**Goal:**
Pick out each line containing the string "estimated".

**Listed entries:**
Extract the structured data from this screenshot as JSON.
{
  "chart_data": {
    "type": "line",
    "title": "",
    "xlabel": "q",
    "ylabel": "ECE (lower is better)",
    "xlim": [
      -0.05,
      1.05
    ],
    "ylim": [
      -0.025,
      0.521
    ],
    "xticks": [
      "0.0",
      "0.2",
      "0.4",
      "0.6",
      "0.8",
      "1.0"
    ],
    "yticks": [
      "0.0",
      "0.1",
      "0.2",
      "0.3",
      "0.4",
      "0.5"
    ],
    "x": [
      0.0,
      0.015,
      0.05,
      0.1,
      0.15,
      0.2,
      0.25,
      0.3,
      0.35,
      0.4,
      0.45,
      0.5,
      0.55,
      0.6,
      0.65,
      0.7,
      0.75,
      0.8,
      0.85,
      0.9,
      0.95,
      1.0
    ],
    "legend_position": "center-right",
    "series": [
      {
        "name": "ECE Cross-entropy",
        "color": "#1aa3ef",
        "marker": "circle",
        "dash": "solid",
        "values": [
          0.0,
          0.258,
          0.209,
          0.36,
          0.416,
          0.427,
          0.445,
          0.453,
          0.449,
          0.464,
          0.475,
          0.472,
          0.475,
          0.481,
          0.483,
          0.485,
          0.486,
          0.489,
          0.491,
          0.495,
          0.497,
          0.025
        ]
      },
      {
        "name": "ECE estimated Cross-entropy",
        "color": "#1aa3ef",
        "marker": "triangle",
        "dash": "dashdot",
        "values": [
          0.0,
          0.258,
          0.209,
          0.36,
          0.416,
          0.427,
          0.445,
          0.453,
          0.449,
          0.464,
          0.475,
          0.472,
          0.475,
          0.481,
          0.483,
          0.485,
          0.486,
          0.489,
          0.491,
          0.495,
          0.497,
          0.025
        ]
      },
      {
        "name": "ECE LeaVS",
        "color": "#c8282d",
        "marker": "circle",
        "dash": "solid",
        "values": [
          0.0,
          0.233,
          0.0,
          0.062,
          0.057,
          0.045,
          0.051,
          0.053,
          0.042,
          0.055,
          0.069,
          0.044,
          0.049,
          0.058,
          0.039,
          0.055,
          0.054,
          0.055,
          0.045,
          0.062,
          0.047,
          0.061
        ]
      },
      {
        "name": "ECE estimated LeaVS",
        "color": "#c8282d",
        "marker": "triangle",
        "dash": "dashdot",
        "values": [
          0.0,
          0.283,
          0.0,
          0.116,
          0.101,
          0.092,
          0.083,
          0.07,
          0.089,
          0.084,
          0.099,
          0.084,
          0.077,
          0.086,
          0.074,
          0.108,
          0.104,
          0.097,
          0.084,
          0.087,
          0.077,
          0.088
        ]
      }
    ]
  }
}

**Answer below:**
        "name": "ECE estimated Cross-entropy",
        "name": "ECE estimated LeaVS",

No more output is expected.